* **Given problem**
Your task is to transcribe the records exactly, skipping every image.
═══ Data ═══
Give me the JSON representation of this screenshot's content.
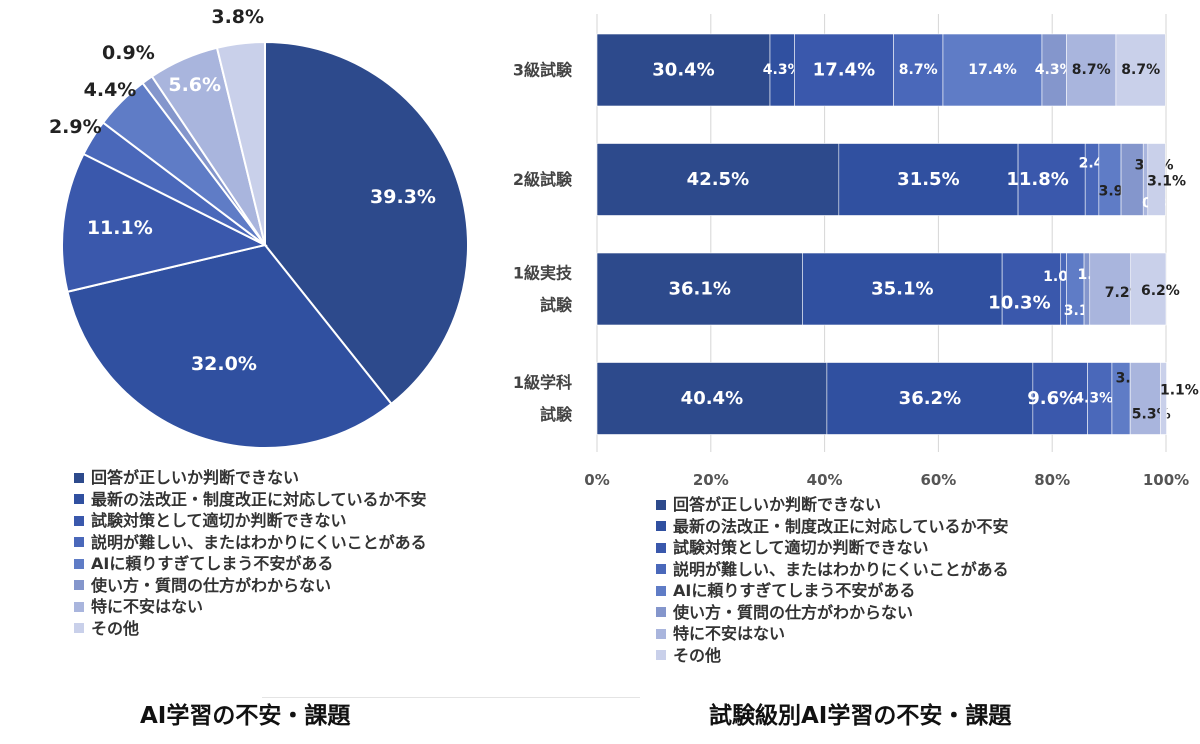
{
  "colors": [
    "#2d4a8c",
    "#3050a0",
    "#3a58ac",
    "#4a68ba",
    "#5f7cc6",
    "#8496cc",
    "#a9b5dd",
    "#c9d0ea"
  ],
  "chart_data": [
    {
      "type": "pie",
      "title": "AI学習の不安・課題",
      "legend": [
        "回答が正しいか判断できない",
        "最新の法改正・制度改正に対応しているか不安",
        "試験対策として適切か判断できない",
        "説明が難しい、またはわかりにくいことがある",
        "AIに頼りすぎてしまう不安がある",
        "使い方・質問の仕方がわからない",
        "特に不安はない",
        "その他"
      ],
      "values": [
        39.3,
        32.0,
        11.1,
        2.9,
        4.4,
        0.9,
        5.6,
        3.8
      ],
      "labels": [
        "39.3%",
        "32.0%",
        "11.1%",
        "2.9%",
        "4.4%",
        "0.9%",
        "5.6%",
        "3.8%"
      ],
      "legend_position": "bottom-left"
    },
    {
      "type": "bar",
      "orientation": "horizontal",
      "stacked": true,
      "title": "試験級別AI学習の不安・課題",
      "categories": [
        "3級試験",
        "2級試験",
        "1級実技試験",
        "1級学科試験"
      ],
      "category_lines": [
        [
          "3級試験"
        ],
        [
          "2級試験"
        ],
        [
          "1級実技",
          "試験"
        ],
        [
          "1級学科",
          "試験"
        ]
      ],
      "xticks": [
        "0%",
        "20%",
        "40%",
        "60%",
        "80%",
        "100%"
      ],
      "xlim": [
        0,
        100
      ],
      "series": [
        {
          "name": "回答が正しいか判断できない",
          "values": [
            30.4,
            42.5,
            36.1,
            40.4
          ],
          "labels": [
            "30.4%",
            "42.5%",
            "36.1%",
            "40.4%"
          ]
        },
        {
          "name": "最新の法改正・制度改正に対応しているか不安",
          "values": [
            4.3,
            31.5,
            35.1,
            36.2
          ],
          "labels": [
            "4.3%",
            "31.5%",
            "35.1%",
            "36.2%"
          ]
        },
        {
          "name": "試験対策として適切か判断できない",
          "values": [
            17.4,
            11.8,
            10.3,
            9.6
          ],
          "labels": [
            "17.4%",
            "11.8%",
            "10.3%",
            "9.6%"
          ]
        },
        {
          "name": "説明が難しい、またはわかりにくいことがある",
          "values": [
            8.7,
            2.4,
            1.0,
            4.3
          ],
          "labels": [
            "8.7%",
            "2.4%",
            "1.0%",
            "4.3%"
          ]
        },
        {
          "name": "AIに頼りすぎてしまう不安がある",
          "values": [
            17.4,
            3.9,
            3.1,
            3.2
          ],
          "labels": [
            "17.4%",
            "3.9%",
            "3.1%",
            "3.2%"
          ]
        },
        {
          "name": "使い方・質問の仕方がわからない",
          "values": [
            4.3,
            3.9,
            1.0,
            0.0
          ],
          "labels": [
            "4.3%",
            "3.9%",
            "1.0%",
            ""
          ]
        },
        {
          "name": "特に不安はない",
          "values": [
            8.7,
            0.8,
            7.2,
            5.3
          ],
          "labels": [
            "8.7%",
            "0.8%",
            "7.2%",
            "5.3%"
          ]
        },
        {
          "name": "その他",
          "values": [
            8.7,
            3.1,
            6.2,
            1.1
          ],
          "labels": [
            "8.7%",
            "3.1%",
            "6.2%",
            "1.1%"
          ]
        }
      ],
      "legend_position": "bottom"
    }
  ]
}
═══
* **Completed exercise**
Give me the JSON representation of this screenshot's content.
{
  "colors": [
    "#2d4a8c",
    "#3050a0",
    "#3a58ac",
    "#4a68ba",
    "#5f7cc6",
    "#8496cc",
    "#a9b5dd",
    "#c9d0ea"
  ],
  "chart_data": [
    {
      "type": "pie",
      "title": "AI学習の不安・課題",
      "legend": [
        "回答が正しいか判断できない",
        "最新の法改正・制度改正に対応しているか不安",
        "試験対策として適切か判断できない",
        "説明が難しい、またはわかりにくいことがある",
        "AIに頼りすぎてしまう不安がある",
        "使い方・質問の仕方がわからない",
        "特に不安はない",
        "その他"
      ],
      "values": [
        39.3,
        32.0,
        11.1,
        2.9,
        4.4,
        0.9,
        5.6,
        3.8
      ],
      "labels": [
        "39.3%",
        "32.0%",
        "11.1%",
        "2.9%",
        "4.4%",
        "0.9%",
        "5.6%",
        "3.8%"
      ],
      "legend_position": "bottom-left"
    },
    {
      "type": "bar",
      "orientation": "horizontal",
      "stacked": true,
      "title": "試験級別AI学習の不安・課題",
      "categories": [
        "3級試験",
        "2級試験",
        "1級実技試験",
        "1級学科試験"
      ],
      "category_lines": [
        [
          "3級試験"
        ],
        [
          "2級試験"
        ],
        [
          "1級実技",
          "試験"
        ],
        [
          "1級学科",
          "試験"
        ]
      ],
      "xticks": [
        "0%",
        "20%",
        "40%",
        "60%",
        "80%",
        "100%"
      ],
      "xlim": [
        0,
        100
      ],
      "series": [
        {
          "name": "回答が正しいか判断できない",
          "values": [
            30.4,
            42.5,
            36.1,
            40.4
          ],
          "labels": [
            "30.4%",
            "42.5%",
            "36.1%",
            "40.4%"
          ]
        },
        {
          "name": "最新の法改正・制度改正に対応しているか不安",
          "values": [
            4.3,
            31.5,
            35.1,
            36.2
          ],
          "labels": [
            "4.3%",
            "31.5%",
            "35.1%",
            "36.2%"
          ]
        },
        {
          "name": "試験対策として適切か判断できない",
          "values": [
            17.4,
            11.8,
            10.3,
            9.6
          ],
          "labels": [
            "17.4%",
            "11.8%",
            "10.3%",
            "9.6%"
          ]
        },
        {
          "name": "説明が難しい、またはわかりにくいことがある",
          "values": [
            8.7,
            2.4,
            1.0,
            4.3
          ],
          "labels": [
            "8.7%",
            "2.4%",
            "1.0%",
            "4.3%"
          ]
        },
        {
          "name": "AIに頼りすぎてしまう不安がある",
          "values": [
            17.4,
            3.9,
            3.1,
            3.2
          ],
          "labels": [
            "17.4%",
            "3.9%",
            "3.1%",
            "3.2%"
          ]
        },
        {
          "name": "使い方・質問の仕方がわからない",
          "values": [
            4.3,
            3.9,
            1.0,
            0.0
          ],
          "labels": [
            "4.3%",
            "3.9%",
            "1.0%",
            ""
          ]
        },
        {
          "name": "特に不安はない",
          "values": [
            8.7,
            0.8,
            7.2,
            5.3
          ],
          "labels": [
            "8.7%",
            "0.8%",
            "7.2%",
            "5.3%"
          ]
        },
        {
          "name": "その他",
          "values": [
            8.7,
            3.1,
            6.2,
            1.1
          ],
          "labels": [
            "8.7%",
            "3.1%",
            "6.2%",
            "1.1%"
          ]
        }
      ],
      "legend_position": "bottom"
    }
  ]
}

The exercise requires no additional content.